§ Provided data
________________
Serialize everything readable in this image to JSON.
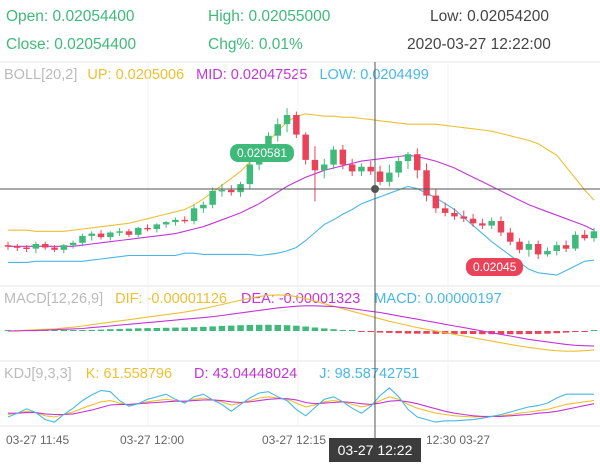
{
  "header": {
    "open_label": "Open:",
    "open": "0.02054400",
    "high_label": "High:",
    "high": "0.02055000",
    "low_label": "Low:",
    "low": "0.02054200",
    "close_label": "Close:",
    "close": "0.02054400",
    "chg_label": "Chg%:",
    "chg": "0.01%",
    "datetime": "2020-03-27 12:22:00"
  },
  "boll": {
    "name": "BOLL[20,2]",
    "up": "UP: 0.0205006",
    "mid": "MID: 0.02047525",
    "low": "LOW: 0.0204499"
  },
  "macd": {
    "name": "MACD[12,26,9]",
    "dif": "DIF: -0.00001126",
    "dea": "DEA: -0.00001323",
    "macd": "MACD: 0.00000197"
  },
  "kdj": {
    "name": "KDJ[9,3,3]",
    "k": "K: 61.558796",
    "d": "D: 43.04448024",
    "j": "J: 98.58742751"
  },
  "markers": {
    "high": "0.020581",
    "low": "0.02045"
  },
  "crosshair": {
    "time": "03-27 12:22"
  },
  "colors": {
    "up": "#3fba7a",
    "down": "#e9435a",
    "upper_band": "#ecc032",
    "mid_band": "#c236d8",
    "lower_band": "#49b7e6",
    "dif": "#ecc032",
    "dea": "#c236d8",
    "k": "#ecc032",
    "d": "#c236d8",
    "j": "#49b7e6"
  },
  "chart_data": {
    "type": "candlestick",
    "x": [
      "03-27 11:45",
      "03-27 12:00",
      "03-27 12:15",
      "03-27 12:30"
    ],
    "candles": [
      {
        "o": 0.020462,
        "h": 0.020465,
        "l": 0.020458,
        "c": 0.020461
      },
      {
        "o": 0.020461,
        "h": 0.020463,
        "l": 0.020457,
        "c": 0.02046
      },
      {
        "o": 0.02046,
        "h": 0.020462,
        "l": 0.020456,
        "c": 0.020459
      },
      {
        "o": 0.020459,
        "h": 0.020465,
        "l": 0.020455,
        "c": 0.020463
      },
      {
        "o": 0.020463,
        "h": 0.020465,
        "l": 0.020458,
        "c": 0.02046
      },
      {
        "o": 0.02046,
        "h": 0.020462,
        "l": 0.020456,
        "c": 0.020458
      },
      {
        "o": 0.020458,
        "h": 0.020463,
        "l": 0.020455,
        "c": 0.020462
      },
      {
        "o": 0.020462,
        "h": 0.020466,
        "l": 0.020459,
        "c": 0.020464
      },
      {
        "o": 0.020464,
        "h": 0.020472,
        "l": 0.020461,
        "c": 0.02047
      },
      {
        "o": 0.02047,
        "h": 0.020474,
        "l": 0.020466,
        "c": 0.020472
      },
      {
        "o": 0.020472,
        "h": 0.020475,
        "l": 0.020467,
        "c": 0.020469
      },
      {
        "o": 0.020469,
        "h": 0.020474,
        "l": 0.020466,
        "c": 0.020473
      },
      {
        "o": 0.020473,
        "h": 0.020477,
        "l": 0.02047,
        "c": 0.020474
      },
      {
        "o": 0.020474,
        "h": 0.020476,
        "l": 0.020469,
        "c": 0.020471
      },
      {
        "o": 0.020471,
        "h": 0.020478,
        "l": 0.020469,
        "c": 0.020477
      },
      {
        "o": 0.020477,
        "h": 0.02048,
        "l": 0.020474,
        "c": 0.020476
      },
      {
        "o": 0.020476,
        "h": 0.020481,
        "l": 0.020473,
        "c": 0.02048
      },
      {
        "o": 0.02048,
        "h": 0.020483,
        "l": 0.020477,
        "c": 0.020482
      },
      {
        "o": 0.020482,
        "h": 0.020486,
        "l": 0.020479,
        "c": 0.020484
      },
      {
        "o": 0.020484,
        "h": 0.020487,
        "l": 0.020481,
        "c": 0.020483
      },
      {
        "o": 0.020483,
        "h": 0.020497,
        "l": 0.02048,
        "c": 0.020494
      },
      {
        "o": 0.020494,
        "h": 0.0205,
        "l": 0.02049,
        "c": 0.020497
      },
      {
        "o": 0.020497,
        "h": 0.020512,
        "l": 0.020494,
        "c": 0.020509
      },
      {
        "o": 0.020509,
        "h": 0.020515,
        "l": 0.020504,
        "c": 0.02051
      },
      {
        "o": 0.02051,
        "h": 0.020514,
        "l": 0.020505,
        "c": 0.020508
      },
      {
        "o": 0.020508,
        "h": 0.020517,
        "l": 0.020504,
        "c": 0.020515
      },
      {
        "o": 0.020515,
        "h": 0.020537,
        "l": 0.020511,
        "c": 0.020532
      },
      {
        "o": 0.020532,
        "h": 0.020548,
        "l": 0.020527,
        "c": 0.020545
      },
      {
        "o": 0.020545,
        "h": 0.02056,
        "l": 0.02054,
        "c": 0.020557
      },
      {
        "o": 0.020557,
        "h": 0.020572,
        "l": 0.020552,
        "c": 0.020567
      },
      {
        "o": 0.020567,
        "h": 0.020581,
        "l": 0.02056,
        "c": 0.020575
      },
      {
        "o": 0.020575,
        "h": 0.020578,
        "l": 0.020555,
        "c": 0.020558
      },
      {
        "o": 0.020558,
        "h": 0.02056,
        "l": 0.020532,
        "c": 0.020536
      },
      {
        "o": 0.020536,
        "h": 0.020548,
        "l": 0.0205,
        "c": 0.020527
      },
      {
        "o": 0.020527,
        "h": 0.020537,
        "l": 0.02052,
        "c": 0.020532
      },
      {
        "o": 0.020532,
        "h": 0.020548,
        "l": 0.020528,
        "c": 0.020545
      },
      {
        "o": 0.020545,
        "h": 0.020549,
        "l": 0.020528,
        "c": 0.020532
      },
      {
        "o": 0.020532,
        "h": 0.020537,
        "l": 0.020522,
        "c": 0.020526
      },
      {
        "o": 0.020526,
        "h": 0.020533,
        "l": 0.020522,
        "c": 0.02053
      },
      {
        "o": 0.02053,
        "h": 0.020535,
        "l": 0.020523,
        "c": 0.020526
      },
      {
        "o": 0.020526,
        "h": 0.020531,
        "l": 0.020514,
        "c": 0.020517
      },
      {
        "o": 0.020517,
        "h": 0.020532,
        "l": 0.020513,
        "c": 0.020525
      },
      {
        "o": 0.020525,
        "h": 0.020539,
        "l": 0.020521,
        "c": 0.020535
      },
      {
        "o": 0.020535,
        "h": 0.020543,
        "l": 0.020528,
        "c": 0.020541
      },
      {
        "o": 0.020541,
        "h": 0.020546,
        "l": 0.02052,
        "c": 0.020527
      },
      {
        "o": 0.020527,
        "h": 0.020533,
        "l": 0.0205,
        "c": 0.020505
      },
      {
        "o": 0.020505,
        "h": 0.020511,
        "l": 0.02049,
        "c": 0.020494
      },
      {
        "o": 0.020494,
        "h": 0.020499,
        "l": 0.020487,
        "c": 0.02049
      },
      {
        "o": 0.02049,
        "h": 0.020494,
        "l": 0.020484,
        "c": 0.020487
      },
      {
        "o": 0.020487,
        "h": 0.020492,
        "l": 0.020482,
        "c": 0.020485
      },
      {
        "o": 0.020485,
        "h": 0.020489,
        "l": 0.020478,
        "c": 0.020481
      },
      {
        "o": 0.020481,
        "h": 0.020485,
        "l": 0.020476,
        "c": 0.020479
      },
      {
        "o": 0.020479,
        "h": 0.020486,
        "l": 0.020476,
        "c": 0.020483
      },
      {
        "o": 0.020483,
        "h": 0.020487,
        "l": 0.02047,
        "c": 0.020473
      },
      {
        "o": 0.020473,
        "h": 0.020477,
        "l": 0.020462,
        "c": 0.020465
      },
      {
        "o": 0.020465,
        "h": 0.020468,
        "l": 0.020455,
        "c": 0.020458
      },
      {
        "o": 0.020458,
        "h": 0.020466,
        "l": 0.020452,
        "c": 0.020463
      },
      {
        "o": 0.020463,
        "h": 0.020466,
        "l": 0.02045,
        "c": 0.020454
      },
      {
        "o": 0.020454,
        "h": 0.02046,
        "l": 0.020452,
        "c": 0.020457
      },
      {
        "o": 0.020457,
        "h": 0.020465,
        "l": 0.020453,
        "c": 0.020462
      },
      {
        "o": 0.020462,
        "h": 0.020466,
        "l": 0.020456,
        "c": 0.020459
      },
      {
        "o": 0.020459,
        "h": 0.020474,
        "l": 0.020457,
        "c": 0.020471
      },
      {
        "o": 0.020471,
        "h": 0.020475,
        "l": 0.020466,
        "c": 0.020468
      },
      {
        "o": 0.020468,
        "h": 0.020477,
        "l": 0.020465,
        "c": 0.020474
      }
    ],
    "boll": {
      "upper": [
        0.020475,
        0.020475,
        0.020475,
        0.020474,
        0.020474,
        0.020474,
        0.020474,
        0.020475,
        0.020476,
        0.020477,
        0.020478,
        0.020479,
        0.02048,
        0.020481,
        0.020483,
        0.020485,
        0.020487,
        0.020489,
        0.020491,
        0.020493,
        0.020497,
        0.020502,
        0.020508,
        0.020514,
        0.02052,
        0.020526,
        0.020534,
        0.020543,
        0.020552,
        0.020561,
        0.020569,
        0.020574,
        0.020576,
        0.020575,
        0.020574,
        0.020574,
        0.020573,
        0.020573,
        0.020572,
        0.020571,
        0.02057,
        0.020569,
        0.020568,
        0.020567,
        0.020567,
        0.020567,
        0.020567,
        0.020566,
        0.020565,
        0.020564,
        0.020563,
        0.020562,
        0.020561,
        0.020559,
        0.020557,
        0.020555,
        0.020553,
        0.02055,
        0.020545,
        0.02054,
        0.02053,
        0.02052,
        0.02051,
        0.020501
      ],
      "mid": [
        0.020461,
        0.020461,
        0.020461,
        0.020461,
        0.020461,
        0.020461,
        0.020461,
        0.020461,
        0.020462,
        0.020463,
        0.020464,
        0.020465,
        0.020466,
        0.020467,
        0.020468,
        0.020469,
        0.02047,
        0.020471,
        0.020472,
        0.020474,
        0.020476,
        0.020478,
        0.020481,
        0.020484,
        0.020487,
        0.02049,
        0.020494,
        0.020498,
        0.020503,
        0.020508,
        0.020513,
        0.020517,
        0.020521,
        0.020524,
        0.020527,
        0.020529,
        0.020531,
        0.020533,
        0.020535,
        0.020536,
        0.020537,
        0.020538,
        0.020539,
        0.02054,
        0.020539,
        0.020537,
        0.020535,
        0.020532,
        0.020529,
        0.020525,
        0.020521,
        0.020517,
        0.020513,
        0.020509,
        0.020505,
        0.020501,
        0.020497,
        0.020494,
        0.020491,
        0.020488,
        0.020485,
        0.020482,
        0.020479,
        0.020475
      ],
      "lower": [
        0.020447,
        0.020447,
        0.020447,
        0.020448,
        0.020448,
        0.020448,
        0.020448,
        0.020448,
        0.020448,
        0.020449,
        0.02045,
        0.020451,
        0.020452,
        0.020453,
        0.020453,
        0.020453,
        0.020453,
        0.020453,
        0.020453,
        0.020455,
        0.020455,
        0.020454,
        0.020454,
        0.020454,
        0.020454,
        0.020454,
        0.020454,
        0.020453,
        0.020454,
        0.020455,
        0.020457,
        0.02046,
        0.020466,
        0.020473,
        0.02048,
        0.020484,
        0.020489,
        0.020493,
        0.020498,
        0.020501,
        0.020504,
        0.020507,
        0.02051,
        0.020513,
        0.020511,
        0.020507,
        0.020503,
        0.020498,
        0.020493,
        0.020486,
        0.020479,
        0.020472,
        0.020465,
        0.020459,
        0.020453,
        0.020447,
        0.020441,
        0.020438,
        0.020437,
        0.020436,
        0.02044,
        0.020444,
        0.020448,
        0.020449
      ]
    },
    "macd_hist": [
      0.1,
      0.1,
      0.1,
      0.1,
      0.1,
      0.1,
      0.2,
      0.3,
      0.5,
      0.7,
      0.9,
      1.1,
      1.3,
      1.5,
      1.7,
      1.8,
      1.9,
      2.0,
      2.1,
      2.2,
      2.4,
      2.6,
      2.9,
      3.2,
      3.4,
      3.6,
      3.8,
      3.9,
      3.9,
      3.8,
      3.6,
      3.3,
      2.8,
      2.2,
      1.6,
      1.1,
      0.6,
      0.2,
      -0.3,
      -0.7,
      -1.0,
      -1.2,
      -1.4,
      -1.6,
      -1.7,
      -1.7,
      -1.8,
      -1.8,
      -1.8,
      -1.9,
      -1.9,
      -2.0,
      -2.0,
      -2.0,
      -2.0,
      -2.0,
      -1.9,
      -1.8,
      -1.6,
      -1.4,
      -1.0,
      -0.6,
      -0.2,
      0.2
    ],
    "dif": [
      0,
      0.1,
      0.2,
      0.3,
      0.4,
      0.5,
      0.7,
      0.9,
      1.2,
      1.5,
      1.8,
      2.1,
      2.4,
      2.7,
      3.0,
      3.3,
      3.6,
      3.9,
      4.2,
      4.5,
      4.9,
      5.3,
      5.8,
      6.3,
      6.8,
      7.3,
      7.8,
      8.2,
      8.5,
      8.6,
      8.5,
      8.2,
      7.7,
      7.1,
      6.5,
      5.9,
      5.3,
      4.7,
      4.1,
      3.5,
      2.9,
      2.3,
      1.8,
      1.3,
      0.8,
      0.4,
      0.0,
      -0.4,
      -0.8,
      -1.2,
      -1.6,
      -2.0,
      -2.4,
      -2.8,
      -3.2,
      -3.6,
      -3.9,
      -4.2,
      -4.5,
      -4.7,
      -4.8,
      -4.8,
      -4.7,
      -4.5
    ],
    "dea": [
      0,
      0,
      0.1,
      0.1,
      0.2,
      0.3,
      0.4,
      0.5,
      0.6,
      0.8,
      1.0,
      1.2,
      1.4,
      1.6,
      1.8,
      2.0,
      2.2,
      2.4,
      2.6,
      2.8,
      3.0,
      3.2,
      3.4,
      3.7,
      4.0,
      4.3,
      4.6,
      4.9,
      5.2,
      5.5,
      5.7,
      5.9,
      6.0,
      6.0,
      5.9,
      5.8,
      5.6,
      5.3,
      5.0,
      4.7,
      4.4,
      4.0,
      3.6,
      3.2,
      2.8,
      2.4,
      2.0,
      1.6,
      1.2,
      0.8,
      0.4,
      0.0,
      -0.4,
      -0.8,
      -1.2,
      -1.6,
      -2.0,
      -2.3,
      -2.6,
      -2.9,
      -3.2,
      -3.4,
      -3.5,
      -3.6
    ],
    "kdj": {
      "k": [
        40,
        42,
        45,
        43,
        38,
        36,
        40,
        44,
        50,
        55,
        60,
        62,
        58,
        55,
        57,
        60,
        62,
        64,
        62,
        60,
        64,
        66,
        63,
        60,
        55,
        58,
        62,
        66,
        68,
        66,
        64,
        58,
        52,
        55,
        60,
        62,
        60,
        56,
        52,
        55,
        62,
        68,
        64,
        56,
        50,
        46,
        42,
        40,
        38,
        37,
        36,
        36,
        37,
        38,
        40,
        42,
        44,
        46,
        48,
        52,
        56,
        58,
        60,
        62
      ],
      "d": [
        42,
        42,
        43,
        43,
        41,
        40,
        40,
        41,
        44,
        47,
        51,
        55,
        56,
        56,
        57,
        58,
        59,
        60,
        61,
        61,
        62,
        63,
        63,
        62,
        60,
        59,
        60,
        62,
        64,
        65,
        65,
        63,
        59,
        57,
        58,
        59,
        60,
        59,
        57,
        56,
        58,
        61,
        62,
        60,
        57,
        53,
        49,
        45,
        42,
        40,
        38,
        37,
        37,
        37,
        38,
        39,
        40,
        42,
        43,
        45,
        48,
        51,
        54,
        57
      ],
      "j": [
        36,
        42,
        49,
        43,
        32,
        28,
        40,
        50,
        62,
        71,
        78,
        76,
        62,
        53,
        57,
        64,
        68,
        72,
        64,
        58,
        68,
        72,
        63,
        56,
        45,
        56,
        66,
        74,
        76,
        68,
        62,
        48,
        38,
        51,
        64,
        68,
        60,
        50,
        42,
        53,
        70,
        82,
        68,
        48,
        36,
        32,
        28,
        30,
        30,
        31,
        32,
        34,
        37,
        40,
        44,
        48,
        52,
        54,
        58,
        66,
        72,
        72,
        72,
        72
      ]
    },
    "y_range_price": [
      0.02043,
      0.020595
    ]
  }
}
________________
§ Problem details
Select and copy every line of the material that holds the string "name".

§ Task result
    "name": "BOLL[20,2]",
    "name": "MACD[12,26,9]",
    "name": "KDJ[9,3,3]",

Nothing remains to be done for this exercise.